Figure content listings:
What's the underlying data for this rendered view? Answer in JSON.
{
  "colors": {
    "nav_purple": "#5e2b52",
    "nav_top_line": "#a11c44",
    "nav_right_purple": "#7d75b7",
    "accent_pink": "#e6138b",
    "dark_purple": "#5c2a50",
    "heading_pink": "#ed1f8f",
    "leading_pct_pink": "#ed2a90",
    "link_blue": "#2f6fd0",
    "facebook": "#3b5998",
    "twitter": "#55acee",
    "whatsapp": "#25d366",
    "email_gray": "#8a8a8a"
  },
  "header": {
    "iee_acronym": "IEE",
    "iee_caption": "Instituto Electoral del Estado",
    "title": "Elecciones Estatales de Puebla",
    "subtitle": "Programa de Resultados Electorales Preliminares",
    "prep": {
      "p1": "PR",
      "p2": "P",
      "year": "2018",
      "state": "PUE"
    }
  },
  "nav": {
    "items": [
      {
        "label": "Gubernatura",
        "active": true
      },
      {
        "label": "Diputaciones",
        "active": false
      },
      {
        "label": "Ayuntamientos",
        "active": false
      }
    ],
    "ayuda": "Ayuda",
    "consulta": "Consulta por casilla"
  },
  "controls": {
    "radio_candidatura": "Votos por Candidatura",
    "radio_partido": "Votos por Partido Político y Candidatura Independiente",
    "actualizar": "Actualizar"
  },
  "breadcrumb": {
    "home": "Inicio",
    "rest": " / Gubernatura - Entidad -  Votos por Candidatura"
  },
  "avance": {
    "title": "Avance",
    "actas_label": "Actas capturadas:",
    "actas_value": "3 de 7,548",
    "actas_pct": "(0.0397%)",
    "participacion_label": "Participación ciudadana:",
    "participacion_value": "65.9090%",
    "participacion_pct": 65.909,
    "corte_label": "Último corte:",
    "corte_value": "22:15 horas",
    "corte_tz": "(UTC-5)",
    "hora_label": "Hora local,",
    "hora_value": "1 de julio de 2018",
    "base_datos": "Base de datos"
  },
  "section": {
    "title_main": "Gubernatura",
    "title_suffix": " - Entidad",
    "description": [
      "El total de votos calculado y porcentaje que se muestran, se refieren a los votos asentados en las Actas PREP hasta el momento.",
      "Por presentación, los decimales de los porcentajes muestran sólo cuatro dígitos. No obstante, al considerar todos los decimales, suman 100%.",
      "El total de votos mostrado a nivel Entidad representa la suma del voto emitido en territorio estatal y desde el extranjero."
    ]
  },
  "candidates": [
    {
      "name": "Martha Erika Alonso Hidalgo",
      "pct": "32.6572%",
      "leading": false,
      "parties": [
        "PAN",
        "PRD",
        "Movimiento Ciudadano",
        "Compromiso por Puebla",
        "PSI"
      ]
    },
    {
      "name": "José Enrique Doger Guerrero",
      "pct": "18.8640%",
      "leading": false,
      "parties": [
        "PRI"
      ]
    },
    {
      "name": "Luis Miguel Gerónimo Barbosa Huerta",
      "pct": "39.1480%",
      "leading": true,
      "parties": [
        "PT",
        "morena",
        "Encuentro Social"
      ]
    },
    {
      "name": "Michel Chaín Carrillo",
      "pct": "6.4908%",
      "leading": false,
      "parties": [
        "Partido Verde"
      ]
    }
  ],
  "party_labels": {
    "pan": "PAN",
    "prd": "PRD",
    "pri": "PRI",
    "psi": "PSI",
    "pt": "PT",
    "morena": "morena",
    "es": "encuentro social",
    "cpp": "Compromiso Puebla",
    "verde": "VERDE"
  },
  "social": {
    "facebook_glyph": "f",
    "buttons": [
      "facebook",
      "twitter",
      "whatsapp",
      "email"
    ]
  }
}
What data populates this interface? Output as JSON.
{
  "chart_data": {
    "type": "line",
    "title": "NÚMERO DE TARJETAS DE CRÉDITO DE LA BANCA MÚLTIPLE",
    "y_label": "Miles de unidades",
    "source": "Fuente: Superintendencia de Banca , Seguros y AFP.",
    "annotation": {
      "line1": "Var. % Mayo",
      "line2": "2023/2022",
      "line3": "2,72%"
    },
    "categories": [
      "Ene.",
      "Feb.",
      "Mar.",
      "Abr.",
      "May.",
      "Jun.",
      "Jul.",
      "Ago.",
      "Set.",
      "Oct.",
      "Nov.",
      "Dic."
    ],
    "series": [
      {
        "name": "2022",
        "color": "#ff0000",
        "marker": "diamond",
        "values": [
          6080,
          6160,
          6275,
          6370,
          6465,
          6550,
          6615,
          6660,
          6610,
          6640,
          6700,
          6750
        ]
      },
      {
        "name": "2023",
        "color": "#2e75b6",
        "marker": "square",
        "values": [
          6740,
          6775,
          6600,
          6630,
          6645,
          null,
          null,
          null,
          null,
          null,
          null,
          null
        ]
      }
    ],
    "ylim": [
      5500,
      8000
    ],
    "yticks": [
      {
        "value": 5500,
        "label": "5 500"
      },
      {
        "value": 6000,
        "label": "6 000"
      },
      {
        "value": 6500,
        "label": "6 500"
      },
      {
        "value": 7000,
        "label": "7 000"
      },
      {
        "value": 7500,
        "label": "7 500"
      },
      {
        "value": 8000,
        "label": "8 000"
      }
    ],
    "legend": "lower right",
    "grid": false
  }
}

* * *

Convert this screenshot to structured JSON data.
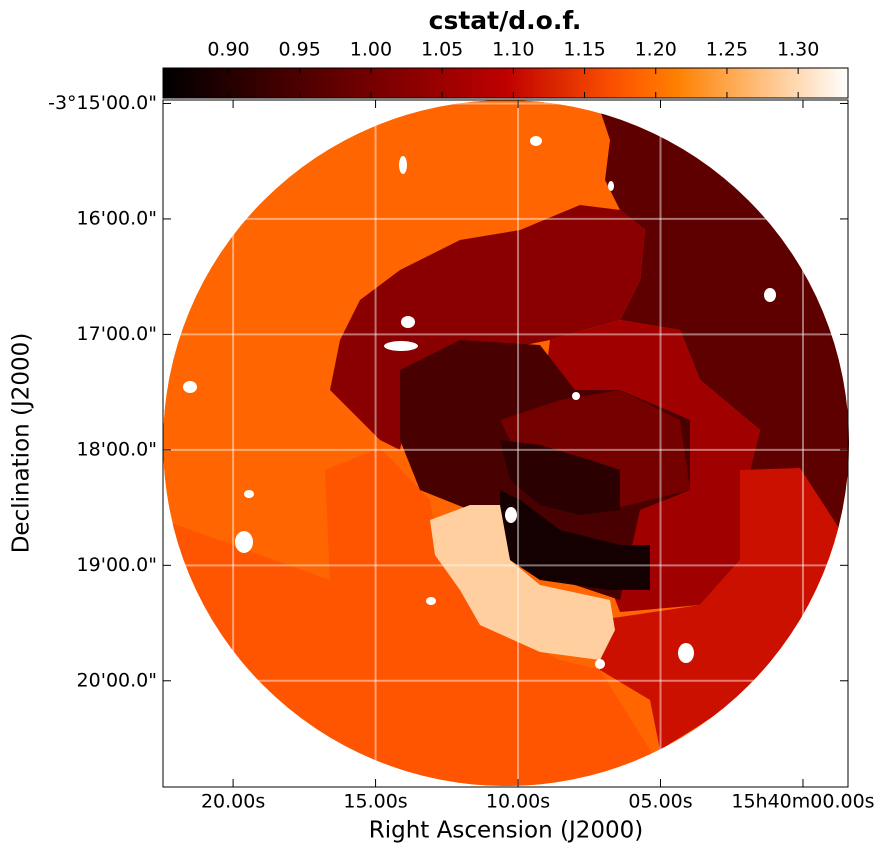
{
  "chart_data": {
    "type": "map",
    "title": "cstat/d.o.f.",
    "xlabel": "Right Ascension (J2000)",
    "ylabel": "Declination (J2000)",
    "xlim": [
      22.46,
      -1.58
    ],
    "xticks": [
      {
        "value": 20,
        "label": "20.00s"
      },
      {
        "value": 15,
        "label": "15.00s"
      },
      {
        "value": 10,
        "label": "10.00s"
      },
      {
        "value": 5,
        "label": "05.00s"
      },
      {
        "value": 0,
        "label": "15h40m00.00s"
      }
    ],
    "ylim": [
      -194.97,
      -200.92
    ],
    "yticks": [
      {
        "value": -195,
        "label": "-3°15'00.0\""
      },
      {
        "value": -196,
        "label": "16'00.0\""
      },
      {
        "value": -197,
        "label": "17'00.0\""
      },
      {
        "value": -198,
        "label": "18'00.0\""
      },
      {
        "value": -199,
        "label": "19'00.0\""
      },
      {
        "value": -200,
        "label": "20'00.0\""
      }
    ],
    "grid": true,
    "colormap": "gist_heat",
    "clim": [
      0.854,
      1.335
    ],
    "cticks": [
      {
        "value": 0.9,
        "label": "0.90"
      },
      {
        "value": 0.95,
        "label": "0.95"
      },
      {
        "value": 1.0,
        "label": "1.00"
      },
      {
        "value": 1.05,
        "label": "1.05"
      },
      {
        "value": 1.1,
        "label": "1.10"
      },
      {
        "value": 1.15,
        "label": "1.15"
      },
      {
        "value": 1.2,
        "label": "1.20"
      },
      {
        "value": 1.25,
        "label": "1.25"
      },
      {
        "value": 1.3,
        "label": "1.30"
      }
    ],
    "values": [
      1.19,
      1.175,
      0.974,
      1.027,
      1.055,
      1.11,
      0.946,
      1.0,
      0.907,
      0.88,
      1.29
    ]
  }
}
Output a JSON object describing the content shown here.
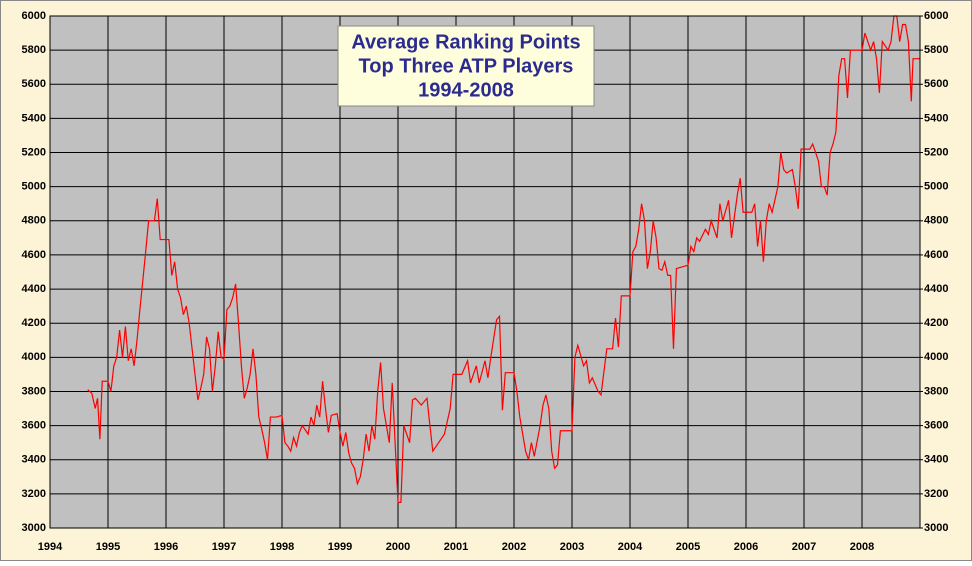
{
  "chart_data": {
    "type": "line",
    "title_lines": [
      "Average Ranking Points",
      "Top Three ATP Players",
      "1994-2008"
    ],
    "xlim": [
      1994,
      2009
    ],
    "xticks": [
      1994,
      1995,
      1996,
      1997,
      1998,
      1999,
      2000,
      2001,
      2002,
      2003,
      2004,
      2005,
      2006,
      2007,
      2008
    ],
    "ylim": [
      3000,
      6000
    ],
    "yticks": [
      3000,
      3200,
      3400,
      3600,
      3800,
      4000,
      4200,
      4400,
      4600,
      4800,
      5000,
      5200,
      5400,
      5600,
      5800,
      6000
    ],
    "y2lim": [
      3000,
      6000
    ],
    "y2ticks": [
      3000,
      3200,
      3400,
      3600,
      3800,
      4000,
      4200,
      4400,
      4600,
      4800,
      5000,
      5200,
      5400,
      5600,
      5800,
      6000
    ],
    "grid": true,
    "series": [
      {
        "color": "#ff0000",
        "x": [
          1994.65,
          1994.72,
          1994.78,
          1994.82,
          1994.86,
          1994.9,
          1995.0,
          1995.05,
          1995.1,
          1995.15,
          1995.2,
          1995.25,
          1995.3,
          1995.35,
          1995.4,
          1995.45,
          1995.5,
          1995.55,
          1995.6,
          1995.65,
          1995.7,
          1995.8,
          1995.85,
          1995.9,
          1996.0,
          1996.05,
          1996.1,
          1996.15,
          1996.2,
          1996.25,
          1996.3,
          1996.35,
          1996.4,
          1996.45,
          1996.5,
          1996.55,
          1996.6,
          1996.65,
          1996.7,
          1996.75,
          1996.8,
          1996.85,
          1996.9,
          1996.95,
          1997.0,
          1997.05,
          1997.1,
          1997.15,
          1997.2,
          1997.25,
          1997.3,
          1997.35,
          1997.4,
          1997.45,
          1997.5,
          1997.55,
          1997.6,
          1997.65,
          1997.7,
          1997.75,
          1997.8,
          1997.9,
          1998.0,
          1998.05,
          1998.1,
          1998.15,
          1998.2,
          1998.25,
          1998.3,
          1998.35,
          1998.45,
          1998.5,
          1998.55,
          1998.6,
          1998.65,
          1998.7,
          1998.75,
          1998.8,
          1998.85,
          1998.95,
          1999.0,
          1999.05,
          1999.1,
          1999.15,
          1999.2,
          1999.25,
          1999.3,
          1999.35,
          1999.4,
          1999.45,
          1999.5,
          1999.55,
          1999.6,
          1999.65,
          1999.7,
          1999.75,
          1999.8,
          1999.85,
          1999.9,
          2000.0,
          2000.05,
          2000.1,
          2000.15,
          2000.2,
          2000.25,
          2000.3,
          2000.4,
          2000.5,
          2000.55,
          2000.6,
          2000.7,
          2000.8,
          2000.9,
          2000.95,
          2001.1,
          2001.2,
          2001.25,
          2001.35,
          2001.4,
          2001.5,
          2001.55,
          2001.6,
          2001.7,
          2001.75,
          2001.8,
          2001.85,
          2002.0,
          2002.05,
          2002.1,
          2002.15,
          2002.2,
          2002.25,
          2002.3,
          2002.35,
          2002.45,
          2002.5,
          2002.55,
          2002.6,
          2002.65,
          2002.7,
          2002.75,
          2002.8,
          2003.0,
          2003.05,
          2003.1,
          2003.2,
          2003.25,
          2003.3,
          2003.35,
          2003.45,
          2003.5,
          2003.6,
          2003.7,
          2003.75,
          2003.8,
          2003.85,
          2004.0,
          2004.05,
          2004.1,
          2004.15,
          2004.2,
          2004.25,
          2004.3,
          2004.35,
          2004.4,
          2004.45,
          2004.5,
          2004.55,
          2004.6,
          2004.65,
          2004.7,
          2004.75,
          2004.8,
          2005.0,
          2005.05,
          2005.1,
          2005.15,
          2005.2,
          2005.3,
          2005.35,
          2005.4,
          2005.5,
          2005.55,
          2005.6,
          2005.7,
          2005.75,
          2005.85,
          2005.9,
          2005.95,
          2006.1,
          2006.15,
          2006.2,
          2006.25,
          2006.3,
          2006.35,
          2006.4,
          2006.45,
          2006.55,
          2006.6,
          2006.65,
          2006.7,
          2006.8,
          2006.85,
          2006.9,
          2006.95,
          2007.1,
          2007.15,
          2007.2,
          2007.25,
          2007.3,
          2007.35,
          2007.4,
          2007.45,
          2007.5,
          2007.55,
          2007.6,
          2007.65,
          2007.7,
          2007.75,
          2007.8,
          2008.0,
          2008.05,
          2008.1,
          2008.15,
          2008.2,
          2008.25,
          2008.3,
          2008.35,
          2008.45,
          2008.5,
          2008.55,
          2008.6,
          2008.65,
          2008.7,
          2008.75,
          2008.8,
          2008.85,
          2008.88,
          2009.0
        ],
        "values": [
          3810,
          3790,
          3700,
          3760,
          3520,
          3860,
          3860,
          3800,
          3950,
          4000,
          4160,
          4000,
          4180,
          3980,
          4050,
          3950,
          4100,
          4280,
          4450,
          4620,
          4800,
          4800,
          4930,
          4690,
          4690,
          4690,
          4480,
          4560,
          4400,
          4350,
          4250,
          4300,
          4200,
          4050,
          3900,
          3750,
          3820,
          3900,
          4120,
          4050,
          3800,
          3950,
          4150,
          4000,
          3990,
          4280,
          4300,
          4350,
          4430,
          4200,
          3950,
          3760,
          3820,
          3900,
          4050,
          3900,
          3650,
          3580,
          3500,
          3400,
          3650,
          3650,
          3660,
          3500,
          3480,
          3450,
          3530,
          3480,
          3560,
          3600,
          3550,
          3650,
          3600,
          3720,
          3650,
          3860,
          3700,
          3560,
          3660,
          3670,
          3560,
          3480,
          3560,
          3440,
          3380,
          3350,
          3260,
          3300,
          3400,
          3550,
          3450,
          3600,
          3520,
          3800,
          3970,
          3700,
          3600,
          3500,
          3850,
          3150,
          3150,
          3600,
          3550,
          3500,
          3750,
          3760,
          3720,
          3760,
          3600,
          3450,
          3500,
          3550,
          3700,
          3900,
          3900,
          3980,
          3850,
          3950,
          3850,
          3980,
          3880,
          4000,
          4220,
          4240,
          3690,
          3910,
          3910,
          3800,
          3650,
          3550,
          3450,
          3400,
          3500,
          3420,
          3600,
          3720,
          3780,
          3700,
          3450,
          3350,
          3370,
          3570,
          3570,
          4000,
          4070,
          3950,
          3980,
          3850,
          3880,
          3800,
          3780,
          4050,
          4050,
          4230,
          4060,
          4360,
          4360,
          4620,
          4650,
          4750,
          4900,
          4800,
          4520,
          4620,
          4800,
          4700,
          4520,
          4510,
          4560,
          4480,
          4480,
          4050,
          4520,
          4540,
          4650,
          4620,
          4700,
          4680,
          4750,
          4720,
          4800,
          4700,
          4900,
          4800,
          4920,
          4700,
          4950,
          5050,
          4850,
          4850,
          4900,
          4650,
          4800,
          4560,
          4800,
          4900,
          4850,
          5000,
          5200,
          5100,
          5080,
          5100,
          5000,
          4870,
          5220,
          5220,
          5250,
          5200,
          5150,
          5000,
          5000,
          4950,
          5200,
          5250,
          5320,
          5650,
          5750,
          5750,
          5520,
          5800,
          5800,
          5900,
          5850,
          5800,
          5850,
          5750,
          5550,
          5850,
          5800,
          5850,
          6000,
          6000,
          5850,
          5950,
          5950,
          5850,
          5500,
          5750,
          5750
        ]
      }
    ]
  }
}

Set task: Filter the records for lines holding the string "Puebla". Copy each one.

Exercise answer:
    "title": "Elecciones Estatales de Puebla",
        "Compromiso por Puebla",
    "cpp": "Compromiso Puebla",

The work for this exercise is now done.